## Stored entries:
------------------------

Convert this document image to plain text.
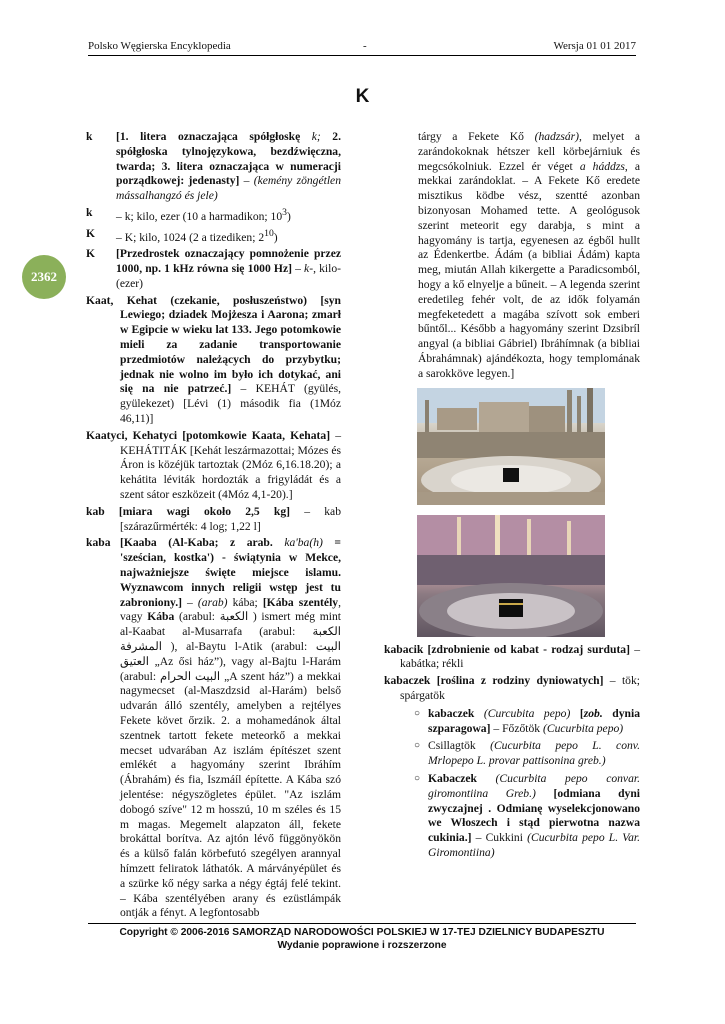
Polsko Węgierska Encyklopedia	-	Wersja 01 01 2017
K
2362
k	[1. litera oznaczająca spółgłoskę k; 2. spółgłoska tylnojęzykowa, bezdźwięczna, twarda; 3. litera oznaczająca w numeracji porządkowej: jedenasty] – (kemény zöngétlen mássalhangzó és jele)
k	– k; kilo, ezer (10 a harmadikon; $10^3$)
K	– K; kilo, 1024 (2 a tizediken; $2^{10}$)
K	[Przedrostek oznaczający pomnożenie przez 1000, np. 1 kHz równa się 1000 Hz] – k-, kilo- (ezer)
Kaat, Kehat (czekanie, posłuszeństwo) [syn Lewiego; dziadek Mojżesza i Aarona; zmarł w Egipcie w wieku lat 133. Jego potomkowie mieli za zadanie transportowanie przedmiotów należących do przybytku; jednak nie wolno im było ich dotykać, ani się na nie patrzeć.] – KEHÁT (gyülés, gyülekezet) [Lévi (1) második fia (1Móz 46,11)]
Kaatyci, Kehatyci [potomkowie Kaata, Kehata] – KEHÁTITÁK [Kehát leszármazottai; Mózes és Áron is közéjük tartoztak (2Móz 6,16.18.20); a kehátita léviták hordozták a frigyládát és a szent sátor eszközeit (4Móz 4,1-20).]
kab [miara wagi około 2,5 kg] – kab [szárazűrmérték: 4 log; 1,22 l]
kaba [Kaaba (Al-Kaba; z arab. ka'ba(h) = 'sześcian, kostka') - świątynia w Mekce, najważniejsze święte miejsce islamu. Wyznawcom innych religii wstęp jest tu zabroniony.] – (arab) kába; [Kába szentély, vagy Kába (arabul: الكعبة ) ismert még mint al-Kaabat al-Musarrafa (arabul: الكعبة المشرفة ), al-Baytu l-Atik (arabul: البيت العتيق „Az ősi ház”), vagy al-Bajtu l-Harám (arabul: البيت الحرام „A szent ház”) a mekkai nagymecset (al-Maszdzsid al-Harám) belső udvarán álló szentély, amelyben a rejtélyes Fekete követ őrzik. 2. a mohamedánok által szentnek tartott fekete meteorkő a mekkai mecset udvarában Az iszlám építészet szent emlékét a hagyomány szerint Ibráhím (Ábrahám) és fia, Iszmáíl építette. A Kába szó jelentése: négyszögletes épület. "Az iszlám dobogó szíve" 12 m hosszú, 10 m széles és 15 m magas. Megemelt alapzaton áll, fekete brokáttal borítva. Az ajtón lévő függönyökön és a külső falán körbefutó szegélyen arannyal hímzett feliratok láthatók. A márványépület és a szürke kő négy sarka a négy égtáj felé tekint. – Kába szentélyében arany és ezüstlámpák ontják a fényt. A legfontosabb
tárgy a Fekete Kő (hadzsár), melyet a zarándokoknak hétszer kell körbejárniuk és megcsókolniuk. Ezzel ér véget a háddzs, a mekkai zarándoklat. – A Fekete Kő eredete misztikus ködbe vész, szentté azonban bizonyosan Mohamed tette. A geológusok szerint meteorit egy darabja, s mint a hagyomány is tartja, egyenesen az égből hullt az Édenkertbe. Ádám (a bibliai Ádám) kapta meg, miután Allah kikergette a Paradicsomból, hogy a kő elnyelje a bűneit. – A legenda szerint eredetileg fehér volt, de az idők folyamán megfeketedett a magába szívott sok emberi bűntől... Később a hagyomány szerint Dzsibríl angyal (a bibliai Gábriel) Ibráhímnak (a bibliai Ábrahámnak) ajándékozta, hogy templomának a sarokköve legyen.]
kabacik [zdrobnienie od kabat - rodzaj surduta] – kabátka; rékli
kabaczek [roślina z rodziny dyniowatych] – tök; spárgatök
○ kabaczek (Curcubita pepo) [zob. dynia szparagowa] – Főzőtök (Cucurbita pepo)
○ Csillagtök (Cucurbita pepo L. conv. Mrlopepo L. provar pattisonina greb.)
○ Kabaczek (Cucurbita pepo convar. giromontiina Greb.) [odmiana dyni zwyczajnej . Odmianę wyselekcjonowano we Włoszech i stąd pierwotna nazwa cukinia.] – Cukkini (Cucurbita pepo L. Var. Giromontiina)
Copyright © 2006-2016 SAMORZĄD NARODOWOŚCI POLSKIEJ W 17-TEJ DZIELNICY BUDAPESZTU
Wydanie poprawione i rozszerzone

------------------------

## Task goal:
Return each line of the data, keeping its wording exact and omitting pictures.

## Answer for the task:
Convert this document image to plain text.
Polsko Węgierska Encyklopedia	-	Wersja 01 01 2017
K
2362
k	[1. litera oznaczająca spółgłoskę k; 2. spółgłoska tylnojęzykowa, bezdźwięczna, twarda; 3. litera oznaczająca w numeracji porządkowej: jedenasty] – (kemény zöngétlen mássalhangzó és jele)
k	– k; kilo, ezer (10 a harmadikon; $10^3$)
K	– K; kilo, 1024 (2 a tizediken; $2^{10}$)
K	[Przedrostek oznaczający pomnożenie przez 1000, np. 1 kHz równa się 1000 Hz] – k-, kilo- (ezer)
Kaat, Kehat (czekanie, posłuszeństwo) [syn Lewiego; dziadek Mojżesza i Aarona; zmarł w Egipcie w wieku lat 133. Jego potomkowie mieli za zadanie transportowanie przedmiotów należących do przybytku; jednak nie wolno im było ich dotykać, ani się na nie patrzeć.] – KEHÁT (gyülés, gyülekezet) [Lévi (1) második fia (1Móz 46,11)]
Kaatyci, Kehatyci [potomkowie Kaata, Kehata] – KEHÁTITÁK [Kehát leszármazottai; Mózes és Áron is közéjük tartoztak (2Móz 6,16.18.20); a kehátita léviták hordozták a frigyládát és a szent sátor eszközeit (4Móz 4,1-20).]
kab [miara wagi około 2,5 kg] – kab [szárazűrmérték: 4 log; 1,22 l]
kaba [Kaaba (Al-Kaba; z arab. ka'ba(h) = 'sześcian, kostka') - świątynia w Mekce, najważniejsze święte miejsce islamu. Wyznawcom innych religii wstęp jest tu zabroniony.] – (arab) kába; [Kába szentély, vagy Kába (arabul: الكعبة ) ismert még mint al-Kaabat al-Musarrafa (arabul: الكعبة المشرفة ), al-Baytu l-Atik (arabul: البيت العتيق „Az ősi ház”), vagy al-Bajtu l-Harám (arabul: البيت الحرام „A szent ház”) a mekkai nagymecset (al-Maszdzsid al-Harám) belső udvarán álló szentély, amelyben a rejtélyes Fekete követ őrzik. 2. a mohamedánok által szentnek tartott fekete meteorkő a mekkai mecset udvarában Az iszlám építészet szent emlékét a hagyomány szerint Ibráhím (Ábrahám) és fia, Iszmáíl építette. A Kába szó jelentése: négyszögletes épület. "Az iszlám dobogó szíve" 12 m hosszú, 10 m széles és 15 m magas. Megemelt alapzaton áll, fekete brokáttal borítva. Az ajtón lévő függönyökön és a külső falán körbefutó szegélyen arannyal hímzett feliratok láthatók. A márványépület és a szürke kő négy sarka a négy égtáj felé tekint. – Kába szentélyében arany és ezüstlámpák ontják a fényt. A legfontosabb
tárgy a Fekete Kő (hadzsár), melyet a zarándokoknak hétszer kell körbejárniuk és megcsókolniuk. Ezzel ér véget a háddzs, a mekkai zarándoklat. – A Fekete Kő eredete misztikus ködbe vész, szentté azonban bizonyosan Mohamed tette. A geológusok szerint meteorit egy darabja, s mint a hagyomány is tartja, egyenesen az égből hullt az Édenkertbe. Ádám (a bibliai Ádám) kapta meg, miután Allah kikergette a Paradicsomból, hogy a kő elnyelje a bűneit. – A legenda szerint eredetileg fehér volt, de az idők folyamán megfeketedett a magába szívott sok emberi bűntől... Később a hagyomány szerint Dzsibríl angyal (a bibliai Gábriel) Ibráhímnak (a bibliai Ábrahámnak) ajándékozta, hogy templomának a sarokköve legyen.]
kabacik [zdrobnienie od kabat - rodzaj surduta] – kabátka; rékli
kabaczek [roślina z rodziny dyniowatych] – tök; spárgatök
○ kabaczek (Curcubita pepo) [zob. dynia szparagowa] – Főzőtök (Cucurbita pepo)
○ Csillagtök (Cucurbita pepo L. conv. Mrlopepo L. provar pattisonina greb.)
○ Kabaczek (Cucurbita pepo convar. giromontiina Greb.) [odmiana dyni zwyczajnej . Odmianę wyselekcjonowano we Włoszech i stąd pierwotna nazwa cukinia.] – Cukkini (Cucurbita pepo L. Var. Giromontiina)
Copyright © 2006-2016 SAMORZĄD NARODOWOŚCI POLSKIEJ W 17-TEJ DZIELNICY BUDAPESZTU
Wydanie poprawione i rozszerzone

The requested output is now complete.